◆ **Short exercise**: Copy the lines below unchanged, from the line that contains "Segment this screenshot: for" through the line that contains "y-tick-label: 200 (47, 253, 72, 268)", including both.
___
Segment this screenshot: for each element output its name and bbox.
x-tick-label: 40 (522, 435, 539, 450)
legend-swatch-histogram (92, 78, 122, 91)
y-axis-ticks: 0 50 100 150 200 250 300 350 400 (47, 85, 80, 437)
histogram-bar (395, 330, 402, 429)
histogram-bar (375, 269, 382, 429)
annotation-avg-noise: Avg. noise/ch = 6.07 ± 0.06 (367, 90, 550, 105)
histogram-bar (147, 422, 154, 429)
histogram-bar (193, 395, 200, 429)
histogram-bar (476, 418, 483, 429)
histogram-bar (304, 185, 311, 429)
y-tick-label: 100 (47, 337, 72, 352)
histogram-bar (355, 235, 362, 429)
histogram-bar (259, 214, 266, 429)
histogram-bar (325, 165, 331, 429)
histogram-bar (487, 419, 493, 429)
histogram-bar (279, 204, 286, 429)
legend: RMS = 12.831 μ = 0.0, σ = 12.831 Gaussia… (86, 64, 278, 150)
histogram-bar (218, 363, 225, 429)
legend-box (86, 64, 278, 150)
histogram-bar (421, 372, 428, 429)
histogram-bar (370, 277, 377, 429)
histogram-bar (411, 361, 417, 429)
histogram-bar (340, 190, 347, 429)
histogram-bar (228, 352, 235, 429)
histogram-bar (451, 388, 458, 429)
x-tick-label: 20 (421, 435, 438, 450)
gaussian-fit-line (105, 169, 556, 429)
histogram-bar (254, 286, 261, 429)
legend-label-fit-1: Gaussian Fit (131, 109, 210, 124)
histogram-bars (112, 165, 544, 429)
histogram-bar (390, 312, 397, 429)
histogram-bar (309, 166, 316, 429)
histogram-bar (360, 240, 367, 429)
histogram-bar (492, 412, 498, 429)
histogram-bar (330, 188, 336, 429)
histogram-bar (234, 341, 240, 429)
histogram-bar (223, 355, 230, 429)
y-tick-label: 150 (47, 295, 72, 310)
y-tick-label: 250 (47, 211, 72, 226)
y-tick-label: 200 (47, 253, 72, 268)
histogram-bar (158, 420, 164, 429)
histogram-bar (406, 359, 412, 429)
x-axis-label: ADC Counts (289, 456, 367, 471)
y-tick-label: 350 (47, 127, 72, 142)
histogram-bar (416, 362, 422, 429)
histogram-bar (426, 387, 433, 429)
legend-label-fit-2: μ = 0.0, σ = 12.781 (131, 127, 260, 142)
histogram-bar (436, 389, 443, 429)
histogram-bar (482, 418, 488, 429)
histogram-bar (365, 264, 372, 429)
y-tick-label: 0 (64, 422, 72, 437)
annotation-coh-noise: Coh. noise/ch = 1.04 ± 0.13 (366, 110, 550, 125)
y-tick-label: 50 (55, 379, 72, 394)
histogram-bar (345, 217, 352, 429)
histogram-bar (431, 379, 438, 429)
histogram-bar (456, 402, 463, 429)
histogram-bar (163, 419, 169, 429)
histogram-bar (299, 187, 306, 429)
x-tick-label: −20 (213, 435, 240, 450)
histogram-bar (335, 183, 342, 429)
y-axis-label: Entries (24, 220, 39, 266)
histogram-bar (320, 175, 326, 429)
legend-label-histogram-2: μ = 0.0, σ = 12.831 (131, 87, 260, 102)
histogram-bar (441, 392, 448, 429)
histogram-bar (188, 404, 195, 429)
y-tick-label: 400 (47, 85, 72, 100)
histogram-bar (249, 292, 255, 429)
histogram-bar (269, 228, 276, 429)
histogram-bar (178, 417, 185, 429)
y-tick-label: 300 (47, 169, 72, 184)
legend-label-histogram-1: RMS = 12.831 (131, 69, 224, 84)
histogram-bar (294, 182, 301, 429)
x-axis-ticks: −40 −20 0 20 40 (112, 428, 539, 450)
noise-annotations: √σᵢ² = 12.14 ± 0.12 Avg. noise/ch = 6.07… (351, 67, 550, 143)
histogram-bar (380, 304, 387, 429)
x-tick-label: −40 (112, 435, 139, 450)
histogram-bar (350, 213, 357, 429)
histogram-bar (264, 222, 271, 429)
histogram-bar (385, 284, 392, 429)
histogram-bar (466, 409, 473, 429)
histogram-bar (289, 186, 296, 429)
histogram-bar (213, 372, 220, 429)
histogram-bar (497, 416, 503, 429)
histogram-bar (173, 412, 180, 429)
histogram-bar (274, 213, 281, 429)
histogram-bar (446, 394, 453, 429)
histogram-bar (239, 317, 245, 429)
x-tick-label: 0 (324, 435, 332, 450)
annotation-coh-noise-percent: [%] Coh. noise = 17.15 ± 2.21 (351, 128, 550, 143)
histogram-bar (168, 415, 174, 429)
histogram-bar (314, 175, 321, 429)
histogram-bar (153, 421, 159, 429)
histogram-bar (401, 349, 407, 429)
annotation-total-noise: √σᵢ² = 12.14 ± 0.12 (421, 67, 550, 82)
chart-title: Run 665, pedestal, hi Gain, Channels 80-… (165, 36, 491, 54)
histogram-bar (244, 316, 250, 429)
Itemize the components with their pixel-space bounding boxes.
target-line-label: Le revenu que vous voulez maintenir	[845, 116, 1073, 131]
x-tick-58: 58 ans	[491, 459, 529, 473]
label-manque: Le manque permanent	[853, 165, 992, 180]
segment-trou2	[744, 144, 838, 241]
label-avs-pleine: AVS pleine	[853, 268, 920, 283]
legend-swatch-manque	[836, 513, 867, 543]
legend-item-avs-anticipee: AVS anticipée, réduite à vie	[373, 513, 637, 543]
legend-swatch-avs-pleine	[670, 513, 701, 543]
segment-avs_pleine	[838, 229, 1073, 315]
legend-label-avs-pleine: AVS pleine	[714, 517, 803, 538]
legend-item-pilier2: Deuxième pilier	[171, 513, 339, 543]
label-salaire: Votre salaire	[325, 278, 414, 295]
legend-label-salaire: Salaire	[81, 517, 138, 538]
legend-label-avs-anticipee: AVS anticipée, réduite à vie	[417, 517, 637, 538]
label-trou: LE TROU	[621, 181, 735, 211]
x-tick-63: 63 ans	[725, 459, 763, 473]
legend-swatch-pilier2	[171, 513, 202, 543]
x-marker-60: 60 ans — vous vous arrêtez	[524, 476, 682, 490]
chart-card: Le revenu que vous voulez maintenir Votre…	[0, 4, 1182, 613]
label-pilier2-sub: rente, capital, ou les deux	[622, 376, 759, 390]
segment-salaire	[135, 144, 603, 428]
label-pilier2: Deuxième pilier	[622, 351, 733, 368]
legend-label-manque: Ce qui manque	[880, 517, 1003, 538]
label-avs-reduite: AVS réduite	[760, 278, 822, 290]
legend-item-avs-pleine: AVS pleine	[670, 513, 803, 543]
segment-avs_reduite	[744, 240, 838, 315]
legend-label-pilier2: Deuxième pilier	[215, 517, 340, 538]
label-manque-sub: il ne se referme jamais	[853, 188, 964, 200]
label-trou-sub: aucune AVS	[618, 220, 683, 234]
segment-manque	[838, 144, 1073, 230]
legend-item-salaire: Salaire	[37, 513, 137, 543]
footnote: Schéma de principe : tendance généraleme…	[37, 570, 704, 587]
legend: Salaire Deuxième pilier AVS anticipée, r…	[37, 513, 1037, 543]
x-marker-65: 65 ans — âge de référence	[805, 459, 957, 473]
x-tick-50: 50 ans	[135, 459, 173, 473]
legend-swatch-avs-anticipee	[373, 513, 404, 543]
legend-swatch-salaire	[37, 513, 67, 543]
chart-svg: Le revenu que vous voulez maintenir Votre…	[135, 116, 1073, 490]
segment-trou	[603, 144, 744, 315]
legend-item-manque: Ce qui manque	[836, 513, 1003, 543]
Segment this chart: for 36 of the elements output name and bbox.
___
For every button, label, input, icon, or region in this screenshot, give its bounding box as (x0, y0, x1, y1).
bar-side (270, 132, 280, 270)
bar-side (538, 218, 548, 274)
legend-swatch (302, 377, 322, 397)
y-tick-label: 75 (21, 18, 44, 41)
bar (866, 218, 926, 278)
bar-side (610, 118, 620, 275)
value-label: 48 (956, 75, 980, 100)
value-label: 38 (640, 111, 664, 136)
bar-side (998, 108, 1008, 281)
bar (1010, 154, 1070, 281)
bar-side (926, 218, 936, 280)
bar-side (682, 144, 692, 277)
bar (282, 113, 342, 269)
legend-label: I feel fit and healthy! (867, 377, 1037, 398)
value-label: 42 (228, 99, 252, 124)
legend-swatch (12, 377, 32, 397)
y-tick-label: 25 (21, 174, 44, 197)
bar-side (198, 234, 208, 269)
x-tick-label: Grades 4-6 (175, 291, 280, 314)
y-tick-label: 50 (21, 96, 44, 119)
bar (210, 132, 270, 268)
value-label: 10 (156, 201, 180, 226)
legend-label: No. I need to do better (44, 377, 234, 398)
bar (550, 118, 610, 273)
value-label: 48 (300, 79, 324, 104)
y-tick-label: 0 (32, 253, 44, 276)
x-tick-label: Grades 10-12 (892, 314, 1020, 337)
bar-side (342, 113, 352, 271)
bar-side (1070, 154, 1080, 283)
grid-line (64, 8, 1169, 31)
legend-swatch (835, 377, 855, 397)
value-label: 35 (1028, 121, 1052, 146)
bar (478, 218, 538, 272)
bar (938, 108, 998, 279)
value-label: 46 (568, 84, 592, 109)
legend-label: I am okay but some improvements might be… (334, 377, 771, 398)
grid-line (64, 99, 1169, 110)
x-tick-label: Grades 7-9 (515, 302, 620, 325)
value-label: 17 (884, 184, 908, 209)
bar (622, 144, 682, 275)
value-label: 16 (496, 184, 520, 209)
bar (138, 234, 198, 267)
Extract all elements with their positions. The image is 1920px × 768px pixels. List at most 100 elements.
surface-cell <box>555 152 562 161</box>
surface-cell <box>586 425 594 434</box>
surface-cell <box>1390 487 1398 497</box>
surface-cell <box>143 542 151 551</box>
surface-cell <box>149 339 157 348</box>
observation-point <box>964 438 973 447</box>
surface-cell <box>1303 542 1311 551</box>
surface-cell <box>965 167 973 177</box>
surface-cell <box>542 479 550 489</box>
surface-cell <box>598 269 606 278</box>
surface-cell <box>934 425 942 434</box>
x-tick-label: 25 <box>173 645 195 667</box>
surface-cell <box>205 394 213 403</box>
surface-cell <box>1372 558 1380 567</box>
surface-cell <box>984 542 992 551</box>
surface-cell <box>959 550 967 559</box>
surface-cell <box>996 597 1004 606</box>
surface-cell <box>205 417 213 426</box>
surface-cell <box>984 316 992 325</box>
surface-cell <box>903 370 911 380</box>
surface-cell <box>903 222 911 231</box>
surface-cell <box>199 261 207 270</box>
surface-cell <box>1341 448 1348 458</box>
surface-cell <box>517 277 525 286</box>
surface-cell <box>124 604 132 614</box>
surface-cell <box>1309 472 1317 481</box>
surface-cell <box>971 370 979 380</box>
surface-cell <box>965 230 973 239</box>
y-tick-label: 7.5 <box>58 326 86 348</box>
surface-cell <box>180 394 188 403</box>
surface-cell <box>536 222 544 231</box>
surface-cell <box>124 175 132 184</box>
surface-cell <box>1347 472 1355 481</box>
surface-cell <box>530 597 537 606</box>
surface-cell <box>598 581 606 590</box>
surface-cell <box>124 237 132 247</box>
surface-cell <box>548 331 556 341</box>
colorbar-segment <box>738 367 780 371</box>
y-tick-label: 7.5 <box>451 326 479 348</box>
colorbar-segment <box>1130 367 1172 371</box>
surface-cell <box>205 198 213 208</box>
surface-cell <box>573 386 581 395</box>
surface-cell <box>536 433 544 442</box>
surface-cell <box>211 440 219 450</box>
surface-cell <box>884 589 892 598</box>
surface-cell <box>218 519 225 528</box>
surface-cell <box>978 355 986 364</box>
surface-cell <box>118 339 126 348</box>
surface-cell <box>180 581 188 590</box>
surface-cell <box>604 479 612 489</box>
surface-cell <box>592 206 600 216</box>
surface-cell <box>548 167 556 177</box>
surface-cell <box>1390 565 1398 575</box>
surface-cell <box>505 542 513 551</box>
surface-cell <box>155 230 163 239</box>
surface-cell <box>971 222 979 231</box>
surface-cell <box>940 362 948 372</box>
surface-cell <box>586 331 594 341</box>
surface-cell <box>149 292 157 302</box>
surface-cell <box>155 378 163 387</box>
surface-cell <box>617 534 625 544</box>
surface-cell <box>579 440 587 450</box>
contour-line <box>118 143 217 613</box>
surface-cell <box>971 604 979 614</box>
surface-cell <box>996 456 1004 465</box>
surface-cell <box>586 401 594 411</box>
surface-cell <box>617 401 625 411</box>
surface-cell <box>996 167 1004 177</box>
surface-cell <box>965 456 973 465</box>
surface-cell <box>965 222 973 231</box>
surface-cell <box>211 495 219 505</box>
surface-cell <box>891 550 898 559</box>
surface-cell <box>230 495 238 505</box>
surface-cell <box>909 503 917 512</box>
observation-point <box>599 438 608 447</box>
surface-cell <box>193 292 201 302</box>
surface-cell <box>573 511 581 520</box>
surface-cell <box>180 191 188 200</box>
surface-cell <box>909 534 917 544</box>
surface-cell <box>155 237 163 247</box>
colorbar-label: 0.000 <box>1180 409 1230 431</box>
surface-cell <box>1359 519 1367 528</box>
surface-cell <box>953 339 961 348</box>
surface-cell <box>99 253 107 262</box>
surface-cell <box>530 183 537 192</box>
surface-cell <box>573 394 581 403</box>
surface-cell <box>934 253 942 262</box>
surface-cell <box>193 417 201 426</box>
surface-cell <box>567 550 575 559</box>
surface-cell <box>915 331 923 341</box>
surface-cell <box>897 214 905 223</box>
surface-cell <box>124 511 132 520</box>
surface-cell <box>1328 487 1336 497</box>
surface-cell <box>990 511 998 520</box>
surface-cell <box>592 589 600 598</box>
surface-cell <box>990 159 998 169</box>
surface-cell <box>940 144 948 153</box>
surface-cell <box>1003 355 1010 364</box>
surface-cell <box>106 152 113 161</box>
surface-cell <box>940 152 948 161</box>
___
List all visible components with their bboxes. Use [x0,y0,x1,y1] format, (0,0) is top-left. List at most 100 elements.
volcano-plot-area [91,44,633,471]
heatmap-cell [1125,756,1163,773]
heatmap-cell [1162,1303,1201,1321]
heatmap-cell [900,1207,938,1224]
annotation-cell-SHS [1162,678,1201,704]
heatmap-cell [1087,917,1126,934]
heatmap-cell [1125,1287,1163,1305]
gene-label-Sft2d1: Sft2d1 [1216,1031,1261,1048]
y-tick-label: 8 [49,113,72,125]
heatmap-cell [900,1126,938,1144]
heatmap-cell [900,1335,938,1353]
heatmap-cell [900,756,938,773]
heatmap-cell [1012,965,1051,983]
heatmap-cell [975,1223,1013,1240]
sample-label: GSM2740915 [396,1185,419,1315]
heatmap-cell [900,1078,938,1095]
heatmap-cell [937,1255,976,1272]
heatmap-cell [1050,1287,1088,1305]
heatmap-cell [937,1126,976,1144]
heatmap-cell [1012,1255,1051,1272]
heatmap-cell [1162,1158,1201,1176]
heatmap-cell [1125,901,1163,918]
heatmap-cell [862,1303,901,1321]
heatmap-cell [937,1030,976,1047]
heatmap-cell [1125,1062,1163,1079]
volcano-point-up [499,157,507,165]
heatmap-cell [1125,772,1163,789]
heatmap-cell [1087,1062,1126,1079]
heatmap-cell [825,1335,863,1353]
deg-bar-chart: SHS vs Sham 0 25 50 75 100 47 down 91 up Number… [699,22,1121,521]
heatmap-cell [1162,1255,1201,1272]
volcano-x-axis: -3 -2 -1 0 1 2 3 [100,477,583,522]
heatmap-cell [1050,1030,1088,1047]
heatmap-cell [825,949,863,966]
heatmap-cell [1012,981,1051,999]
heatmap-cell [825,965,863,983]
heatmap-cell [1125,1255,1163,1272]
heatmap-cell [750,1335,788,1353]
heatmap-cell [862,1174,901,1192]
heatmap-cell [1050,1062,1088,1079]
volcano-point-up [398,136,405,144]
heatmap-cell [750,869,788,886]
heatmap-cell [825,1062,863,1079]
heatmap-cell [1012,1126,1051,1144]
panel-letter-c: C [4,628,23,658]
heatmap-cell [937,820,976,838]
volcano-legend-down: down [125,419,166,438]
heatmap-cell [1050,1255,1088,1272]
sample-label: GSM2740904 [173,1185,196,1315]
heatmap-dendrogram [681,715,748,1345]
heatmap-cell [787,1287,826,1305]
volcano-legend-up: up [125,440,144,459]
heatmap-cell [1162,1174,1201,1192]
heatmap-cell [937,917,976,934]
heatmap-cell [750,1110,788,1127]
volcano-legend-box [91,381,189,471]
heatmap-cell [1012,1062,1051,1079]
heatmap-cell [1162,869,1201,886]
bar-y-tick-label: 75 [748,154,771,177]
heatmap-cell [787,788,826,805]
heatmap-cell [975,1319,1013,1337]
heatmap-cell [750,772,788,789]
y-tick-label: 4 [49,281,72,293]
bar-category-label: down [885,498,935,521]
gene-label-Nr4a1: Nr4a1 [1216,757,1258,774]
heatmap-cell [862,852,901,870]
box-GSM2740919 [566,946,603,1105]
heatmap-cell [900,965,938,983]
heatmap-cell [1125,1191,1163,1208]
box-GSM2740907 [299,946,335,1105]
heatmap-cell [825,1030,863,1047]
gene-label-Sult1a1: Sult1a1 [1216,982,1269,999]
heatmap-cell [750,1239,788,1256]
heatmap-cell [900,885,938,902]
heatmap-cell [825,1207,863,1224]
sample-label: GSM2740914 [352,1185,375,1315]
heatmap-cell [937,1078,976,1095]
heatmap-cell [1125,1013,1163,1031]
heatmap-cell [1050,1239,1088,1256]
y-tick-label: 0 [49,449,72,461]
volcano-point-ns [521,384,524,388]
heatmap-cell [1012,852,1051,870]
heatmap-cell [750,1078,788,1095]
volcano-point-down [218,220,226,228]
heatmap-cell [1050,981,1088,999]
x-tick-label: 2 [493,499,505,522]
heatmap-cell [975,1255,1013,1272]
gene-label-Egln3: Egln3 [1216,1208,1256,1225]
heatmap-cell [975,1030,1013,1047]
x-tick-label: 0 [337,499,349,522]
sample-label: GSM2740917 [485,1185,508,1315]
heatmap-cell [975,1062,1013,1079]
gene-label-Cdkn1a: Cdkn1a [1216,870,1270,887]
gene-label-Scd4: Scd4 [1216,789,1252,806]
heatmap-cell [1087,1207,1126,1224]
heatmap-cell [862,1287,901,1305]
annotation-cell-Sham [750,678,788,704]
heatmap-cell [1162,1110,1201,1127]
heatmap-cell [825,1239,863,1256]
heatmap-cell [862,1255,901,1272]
___
◆ **Task output**:
Segment this screenshot: for each element output its name and bbox.
x-tick-label: 40 (522, 435, 539, 450)
legend-swatch-histogram (92, 78, 122, 91)
y-axis-ticks: 0 50 100 150 200 250 300 350 400 (47, 85, 80, 437)
histogram-bar (395, 330, 402, 429)
histogram-bar (375, 269, 382, 429)
annotation-avg-noise: Avg. noise/ch = 6.07 ± 0.06 (367, 90, 550, 105)
histogram-bar (147, 422, 154, 429)
histogram-bar (193, 395, 200, 429)
histogram-bar (476, 418, 483, 429)
histogram-bar (304, 185, 311, 429)
y-tick-label: 100 (47, 337, 72, 352)
histogram-bar (355, 235, 362, 429)
histogram-bar (259, 214, 266, 429)
histogram-bar (325, 165, 331, 429)
histogram-bar (487, 419, 493, 429)
histogram-bar (279, 204, 286, 429)
legend: RMS = 12.831 μ = 0.0, σ = 12.831 Gaussia… (86, 64, 278, 150)
histogram-bar (218, 363, 225, 429)
legend-box (86, 64, 278, 150)
histogram-bar (421, 372, 428, 429)
histogram-bar (370, 277, 377, 429)
histogram-bar (411, 361, 417, 429)
histogram-bar (340, 190, 347, 429)
histogram-bar (228, 352, 235, 429)
histogram-bar (451, 388, 458, 429)
x-tick-label: 20 (421, 435, 438, 450)
gaussian-fit-line (105, 169, 556, 429)
histogram-bar (254, 286, 261, 429)
legend-label-fit-1: Gaussian Fit (131, 109, 210, 124)
histogram-bars (112, 165, 544, 429)
histogram-bar (390, 312, 397, 429)
histogram-bar (309, 166, 316, 429)
histogram-bar (360, 240, 367, 429)
histogram-bar (492, 412, 498, 429)
histogram-bar (330, 188, 336, 429)
histogram-bar (234, 341, 240, 429)
histogram-bar (223, 355, 230, 429)
y-tick-label: 150 (47, 295, 72, 310)
y-tick-label: 250 (47, 211, 72, 226)
y-tick-label: 200 (47, 253, 72, 268)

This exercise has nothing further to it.